START Material shown
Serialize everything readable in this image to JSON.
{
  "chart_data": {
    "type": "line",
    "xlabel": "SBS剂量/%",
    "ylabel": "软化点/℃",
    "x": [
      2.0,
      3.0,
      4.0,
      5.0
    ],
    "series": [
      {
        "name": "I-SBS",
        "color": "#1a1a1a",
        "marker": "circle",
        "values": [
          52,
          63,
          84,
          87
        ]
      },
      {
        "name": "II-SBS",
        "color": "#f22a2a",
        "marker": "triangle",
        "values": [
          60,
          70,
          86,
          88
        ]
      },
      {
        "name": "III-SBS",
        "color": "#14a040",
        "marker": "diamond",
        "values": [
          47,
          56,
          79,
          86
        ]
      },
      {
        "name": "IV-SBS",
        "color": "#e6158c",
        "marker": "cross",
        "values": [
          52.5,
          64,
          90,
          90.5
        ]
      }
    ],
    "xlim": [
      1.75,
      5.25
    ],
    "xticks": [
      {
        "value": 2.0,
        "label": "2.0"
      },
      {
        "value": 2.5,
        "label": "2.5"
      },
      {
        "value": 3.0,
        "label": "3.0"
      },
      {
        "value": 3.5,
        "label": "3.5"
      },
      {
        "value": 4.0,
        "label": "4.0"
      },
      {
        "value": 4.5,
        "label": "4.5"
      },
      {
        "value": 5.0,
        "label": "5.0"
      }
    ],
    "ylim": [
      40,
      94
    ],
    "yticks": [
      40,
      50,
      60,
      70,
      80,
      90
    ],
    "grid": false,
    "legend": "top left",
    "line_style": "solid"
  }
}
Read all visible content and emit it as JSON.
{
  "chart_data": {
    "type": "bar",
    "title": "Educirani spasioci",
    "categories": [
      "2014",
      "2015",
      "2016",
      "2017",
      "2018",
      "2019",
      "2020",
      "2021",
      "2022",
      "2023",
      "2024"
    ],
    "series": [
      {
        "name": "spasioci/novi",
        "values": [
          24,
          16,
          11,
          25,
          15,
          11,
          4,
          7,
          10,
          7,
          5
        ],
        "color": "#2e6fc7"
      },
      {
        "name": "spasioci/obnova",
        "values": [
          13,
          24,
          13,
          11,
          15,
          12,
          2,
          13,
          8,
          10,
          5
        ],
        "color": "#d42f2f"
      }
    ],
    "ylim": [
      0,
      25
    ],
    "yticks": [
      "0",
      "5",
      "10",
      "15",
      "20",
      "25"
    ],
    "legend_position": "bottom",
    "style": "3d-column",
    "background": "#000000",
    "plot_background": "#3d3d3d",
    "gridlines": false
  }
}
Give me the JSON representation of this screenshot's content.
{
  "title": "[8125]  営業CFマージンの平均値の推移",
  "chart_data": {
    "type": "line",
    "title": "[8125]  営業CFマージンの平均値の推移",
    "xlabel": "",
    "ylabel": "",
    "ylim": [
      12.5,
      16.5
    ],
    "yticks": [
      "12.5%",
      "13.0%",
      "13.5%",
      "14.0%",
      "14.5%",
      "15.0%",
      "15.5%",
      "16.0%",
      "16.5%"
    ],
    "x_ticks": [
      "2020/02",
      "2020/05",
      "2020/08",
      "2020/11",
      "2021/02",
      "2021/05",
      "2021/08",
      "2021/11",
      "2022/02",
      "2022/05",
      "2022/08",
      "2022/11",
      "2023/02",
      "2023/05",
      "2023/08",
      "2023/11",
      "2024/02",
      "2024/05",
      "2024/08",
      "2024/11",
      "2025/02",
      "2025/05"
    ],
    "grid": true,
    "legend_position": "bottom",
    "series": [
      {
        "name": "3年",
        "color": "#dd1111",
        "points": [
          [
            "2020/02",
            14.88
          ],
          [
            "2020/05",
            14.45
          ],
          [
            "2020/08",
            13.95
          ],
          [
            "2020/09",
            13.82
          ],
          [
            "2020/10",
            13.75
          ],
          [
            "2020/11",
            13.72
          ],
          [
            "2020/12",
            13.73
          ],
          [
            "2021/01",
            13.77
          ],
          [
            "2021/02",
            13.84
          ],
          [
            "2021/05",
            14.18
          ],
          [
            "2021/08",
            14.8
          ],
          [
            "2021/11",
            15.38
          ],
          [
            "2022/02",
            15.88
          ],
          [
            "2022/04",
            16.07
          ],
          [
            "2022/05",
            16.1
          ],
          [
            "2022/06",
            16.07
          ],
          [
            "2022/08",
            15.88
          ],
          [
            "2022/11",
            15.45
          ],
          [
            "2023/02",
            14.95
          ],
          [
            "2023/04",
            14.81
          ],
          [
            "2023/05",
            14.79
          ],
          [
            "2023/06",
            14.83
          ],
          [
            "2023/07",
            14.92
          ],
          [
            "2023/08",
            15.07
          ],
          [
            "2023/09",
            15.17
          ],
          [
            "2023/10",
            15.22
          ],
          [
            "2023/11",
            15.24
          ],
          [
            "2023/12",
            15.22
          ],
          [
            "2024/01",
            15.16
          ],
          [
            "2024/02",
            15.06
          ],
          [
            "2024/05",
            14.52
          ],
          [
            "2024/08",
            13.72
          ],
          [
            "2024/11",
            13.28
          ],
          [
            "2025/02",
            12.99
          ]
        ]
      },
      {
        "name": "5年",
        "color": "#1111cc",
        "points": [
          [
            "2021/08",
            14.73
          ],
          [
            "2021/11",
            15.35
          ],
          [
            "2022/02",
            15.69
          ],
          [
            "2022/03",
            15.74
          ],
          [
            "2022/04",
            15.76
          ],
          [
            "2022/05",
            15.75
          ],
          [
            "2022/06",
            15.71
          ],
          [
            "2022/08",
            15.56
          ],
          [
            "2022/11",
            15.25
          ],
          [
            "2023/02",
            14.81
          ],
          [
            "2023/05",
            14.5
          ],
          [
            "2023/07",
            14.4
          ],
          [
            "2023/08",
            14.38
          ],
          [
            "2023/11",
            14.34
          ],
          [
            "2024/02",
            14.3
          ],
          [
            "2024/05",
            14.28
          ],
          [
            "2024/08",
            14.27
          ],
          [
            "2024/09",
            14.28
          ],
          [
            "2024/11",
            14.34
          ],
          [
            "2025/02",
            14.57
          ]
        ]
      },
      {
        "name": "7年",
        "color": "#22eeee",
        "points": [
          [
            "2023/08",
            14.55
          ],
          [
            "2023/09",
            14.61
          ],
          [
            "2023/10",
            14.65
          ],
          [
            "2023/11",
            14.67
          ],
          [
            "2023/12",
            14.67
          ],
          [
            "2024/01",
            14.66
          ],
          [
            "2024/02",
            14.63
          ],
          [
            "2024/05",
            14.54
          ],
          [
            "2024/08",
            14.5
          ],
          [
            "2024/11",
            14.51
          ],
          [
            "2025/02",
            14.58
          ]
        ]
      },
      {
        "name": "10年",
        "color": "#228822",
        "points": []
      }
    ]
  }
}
END Material shown
START Material shown
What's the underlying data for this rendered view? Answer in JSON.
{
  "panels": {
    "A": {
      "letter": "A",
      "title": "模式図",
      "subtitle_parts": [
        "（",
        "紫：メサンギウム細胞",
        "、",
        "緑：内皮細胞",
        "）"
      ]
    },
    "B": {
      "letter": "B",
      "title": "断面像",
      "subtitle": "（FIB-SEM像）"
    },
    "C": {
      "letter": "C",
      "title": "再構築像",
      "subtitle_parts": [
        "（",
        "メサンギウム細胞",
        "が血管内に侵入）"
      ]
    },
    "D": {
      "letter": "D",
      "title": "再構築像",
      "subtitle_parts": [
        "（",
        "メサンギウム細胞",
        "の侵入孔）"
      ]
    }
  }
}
END Material shown
What is being asked - Show all lines in the entries above where the string "this" appears.

Problem solution -
Serialize everything readable in this image to JSON.
Give me the JSON representation of this screenshot's content.
What's the underlying data for this rendered view? Answer in JSON.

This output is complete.